** START DATA RECORDS **
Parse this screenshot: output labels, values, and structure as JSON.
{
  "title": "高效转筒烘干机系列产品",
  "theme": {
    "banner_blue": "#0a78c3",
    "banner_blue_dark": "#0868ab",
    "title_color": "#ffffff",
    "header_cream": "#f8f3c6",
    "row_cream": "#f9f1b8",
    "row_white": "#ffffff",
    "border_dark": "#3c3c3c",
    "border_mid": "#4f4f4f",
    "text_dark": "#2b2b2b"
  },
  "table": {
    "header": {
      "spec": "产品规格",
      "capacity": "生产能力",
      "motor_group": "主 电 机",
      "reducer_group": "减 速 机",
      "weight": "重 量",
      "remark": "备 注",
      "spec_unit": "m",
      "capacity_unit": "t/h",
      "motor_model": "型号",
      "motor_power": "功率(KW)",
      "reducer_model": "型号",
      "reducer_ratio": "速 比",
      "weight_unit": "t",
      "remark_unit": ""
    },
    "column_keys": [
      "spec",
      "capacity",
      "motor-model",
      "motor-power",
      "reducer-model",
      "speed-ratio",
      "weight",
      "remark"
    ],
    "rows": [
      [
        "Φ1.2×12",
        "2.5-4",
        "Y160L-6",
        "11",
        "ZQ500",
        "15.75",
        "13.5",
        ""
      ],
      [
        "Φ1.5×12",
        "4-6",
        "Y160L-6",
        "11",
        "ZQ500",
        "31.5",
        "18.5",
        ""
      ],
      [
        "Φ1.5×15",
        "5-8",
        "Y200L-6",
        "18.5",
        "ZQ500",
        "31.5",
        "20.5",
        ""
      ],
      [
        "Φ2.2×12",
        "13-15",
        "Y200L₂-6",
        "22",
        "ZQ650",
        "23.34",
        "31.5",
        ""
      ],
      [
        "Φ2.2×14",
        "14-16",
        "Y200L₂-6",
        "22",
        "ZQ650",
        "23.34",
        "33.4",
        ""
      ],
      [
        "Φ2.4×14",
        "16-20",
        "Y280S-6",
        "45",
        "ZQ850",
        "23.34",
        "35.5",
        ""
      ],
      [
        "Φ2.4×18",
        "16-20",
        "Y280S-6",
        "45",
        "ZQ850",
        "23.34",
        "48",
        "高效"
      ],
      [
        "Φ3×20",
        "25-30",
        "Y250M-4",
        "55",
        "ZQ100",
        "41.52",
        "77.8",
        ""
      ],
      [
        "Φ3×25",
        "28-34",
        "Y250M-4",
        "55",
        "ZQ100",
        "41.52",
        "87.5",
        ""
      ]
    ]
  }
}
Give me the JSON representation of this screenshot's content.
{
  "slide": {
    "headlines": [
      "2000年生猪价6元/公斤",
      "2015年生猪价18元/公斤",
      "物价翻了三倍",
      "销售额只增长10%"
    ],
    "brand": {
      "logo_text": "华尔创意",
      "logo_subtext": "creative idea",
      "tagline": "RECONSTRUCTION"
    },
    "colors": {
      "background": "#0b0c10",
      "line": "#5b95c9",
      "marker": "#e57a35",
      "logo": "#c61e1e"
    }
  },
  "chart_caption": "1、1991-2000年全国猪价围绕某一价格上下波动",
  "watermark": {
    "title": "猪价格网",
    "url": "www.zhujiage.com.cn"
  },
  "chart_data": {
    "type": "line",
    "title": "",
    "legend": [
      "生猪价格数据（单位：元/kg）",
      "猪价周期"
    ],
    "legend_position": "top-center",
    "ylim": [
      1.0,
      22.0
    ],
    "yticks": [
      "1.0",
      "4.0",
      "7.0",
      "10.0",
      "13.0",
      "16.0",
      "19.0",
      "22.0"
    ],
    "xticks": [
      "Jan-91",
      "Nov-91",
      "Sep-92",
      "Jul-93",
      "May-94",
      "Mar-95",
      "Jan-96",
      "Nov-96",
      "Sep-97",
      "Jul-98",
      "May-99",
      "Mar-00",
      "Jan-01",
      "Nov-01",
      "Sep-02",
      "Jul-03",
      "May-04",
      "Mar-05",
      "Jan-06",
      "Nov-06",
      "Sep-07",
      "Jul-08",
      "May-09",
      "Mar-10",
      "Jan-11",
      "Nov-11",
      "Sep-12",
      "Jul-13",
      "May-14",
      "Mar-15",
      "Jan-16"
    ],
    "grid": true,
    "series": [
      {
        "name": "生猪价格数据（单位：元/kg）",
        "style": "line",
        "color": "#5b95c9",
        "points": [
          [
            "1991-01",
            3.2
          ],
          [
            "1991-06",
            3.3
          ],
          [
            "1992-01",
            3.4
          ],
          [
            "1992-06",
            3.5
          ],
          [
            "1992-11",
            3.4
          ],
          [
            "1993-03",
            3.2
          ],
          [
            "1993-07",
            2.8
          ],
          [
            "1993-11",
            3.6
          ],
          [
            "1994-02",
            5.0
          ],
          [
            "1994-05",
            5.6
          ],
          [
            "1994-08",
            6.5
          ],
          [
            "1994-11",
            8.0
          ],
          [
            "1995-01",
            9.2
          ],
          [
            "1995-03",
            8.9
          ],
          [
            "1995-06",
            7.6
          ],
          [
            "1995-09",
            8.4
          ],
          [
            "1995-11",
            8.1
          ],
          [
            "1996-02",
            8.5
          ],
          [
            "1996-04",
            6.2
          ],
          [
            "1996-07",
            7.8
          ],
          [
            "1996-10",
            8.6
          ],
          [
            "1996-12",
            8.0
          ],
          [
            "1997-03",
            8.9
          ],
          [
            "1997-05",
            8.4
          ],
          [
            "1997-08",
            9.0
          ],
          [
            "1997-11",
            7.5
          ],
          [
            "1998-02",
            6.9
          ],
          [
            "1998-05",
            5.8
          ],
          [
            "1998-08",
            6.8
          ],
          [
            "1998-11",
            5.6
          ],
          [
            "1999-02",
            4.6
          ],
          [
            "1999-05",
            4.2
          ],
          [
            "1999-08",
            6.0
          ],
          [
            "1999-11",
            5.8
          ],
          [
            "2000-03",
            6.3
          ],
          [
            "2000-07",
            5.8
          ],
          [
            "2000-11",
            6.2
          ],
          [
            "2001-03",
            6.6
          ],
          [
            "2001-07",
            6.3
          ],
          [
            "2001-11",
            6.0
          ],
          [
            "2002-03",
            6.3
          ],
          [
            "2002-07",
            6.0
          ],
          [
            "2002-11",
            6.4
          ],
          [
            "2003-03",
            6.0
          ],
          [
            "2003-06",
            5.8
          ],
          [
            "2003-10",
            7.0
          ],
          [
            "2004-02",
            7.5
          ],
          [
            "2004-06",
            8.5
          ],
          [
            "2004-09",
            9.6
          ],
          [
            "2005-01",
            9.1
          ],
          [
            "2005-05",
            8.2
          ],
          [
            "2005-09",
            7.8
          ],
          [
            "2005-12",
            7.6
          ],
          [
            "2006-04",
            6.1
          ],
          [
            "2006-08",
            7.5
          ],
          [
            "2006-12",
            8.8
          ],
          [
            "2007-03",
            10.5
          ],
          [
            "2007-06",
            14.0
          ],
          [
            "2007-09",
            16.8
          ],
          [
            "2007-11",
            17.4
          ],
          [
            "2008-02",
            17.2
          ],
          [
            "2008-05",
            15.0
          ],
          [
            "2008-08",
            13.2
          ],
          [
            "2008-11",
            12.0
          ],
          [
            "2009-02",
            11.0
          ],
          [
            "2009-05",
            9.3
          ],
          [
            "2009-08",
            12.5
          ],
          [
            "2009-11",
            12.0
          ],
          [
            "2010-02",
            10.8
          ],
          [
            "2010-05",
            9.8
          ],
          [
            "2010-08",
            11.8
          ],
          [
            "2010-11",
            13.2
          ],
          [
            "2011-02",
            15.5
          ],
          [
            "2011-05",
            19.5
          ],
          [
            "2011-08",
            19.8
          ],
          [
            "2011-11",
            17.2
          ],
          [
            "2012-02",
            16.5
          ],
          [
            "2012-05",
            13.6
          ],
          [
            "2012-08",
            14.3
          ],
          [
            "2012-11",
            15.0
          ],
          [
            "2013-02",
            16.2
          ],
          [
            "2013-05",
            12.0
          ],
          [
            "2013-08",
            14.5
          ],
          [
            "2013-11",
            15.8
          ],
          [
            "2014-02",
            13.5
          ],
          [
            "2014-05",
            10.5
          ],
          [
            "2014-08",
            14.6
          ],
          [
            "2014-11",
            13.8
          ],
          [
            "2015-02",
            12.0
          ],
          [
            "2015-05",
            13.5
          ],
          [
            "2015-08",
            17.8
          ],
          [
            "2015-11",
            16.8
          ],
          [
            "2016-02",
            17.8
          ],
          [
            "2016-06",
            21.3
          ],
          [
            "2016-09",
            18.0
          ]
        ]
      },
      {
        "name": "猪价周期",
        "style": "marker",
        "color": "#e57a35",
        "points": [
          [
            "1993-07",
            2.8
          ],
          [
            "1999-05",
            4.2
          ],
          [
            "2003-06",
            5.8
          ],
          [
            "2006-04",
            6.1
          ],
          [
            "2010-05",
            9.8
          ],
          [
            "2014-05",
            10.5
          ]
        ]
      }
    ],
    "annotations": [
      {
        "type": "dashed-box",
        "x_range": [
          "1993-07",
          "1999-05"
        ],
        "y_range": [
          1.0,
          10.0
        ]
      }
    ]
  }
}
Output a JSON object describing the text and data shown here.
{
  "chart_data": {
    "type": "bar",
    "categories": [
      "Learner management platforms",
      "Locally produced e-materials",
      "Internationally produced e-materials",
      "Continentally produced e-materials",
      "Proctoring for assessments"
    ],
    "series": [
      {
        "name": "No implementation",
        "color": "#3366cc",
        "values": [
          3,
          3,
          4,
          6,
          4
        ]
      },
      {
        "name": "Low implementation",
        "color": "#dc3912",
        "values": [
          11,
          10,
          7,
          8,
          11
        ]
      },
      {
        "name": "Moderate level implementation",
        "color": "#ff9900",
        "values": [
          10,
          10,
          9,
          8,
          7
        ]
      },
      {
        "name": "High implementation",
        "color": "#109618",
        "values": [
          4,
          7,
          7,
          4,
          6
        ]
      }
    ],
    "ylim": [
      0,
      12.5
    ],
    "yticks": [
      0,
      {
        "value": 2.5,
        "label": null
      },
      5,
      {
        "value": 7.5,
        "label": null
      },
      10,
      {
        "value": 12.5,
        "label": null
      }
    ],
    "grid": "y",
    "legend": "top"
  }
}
** END DATA RECORDS **
__REQUIRED WORK__: Only the number is wanted: how many lines of the data contain the word "materials"?

__RESULT FOR THIS EXERCISE__: 3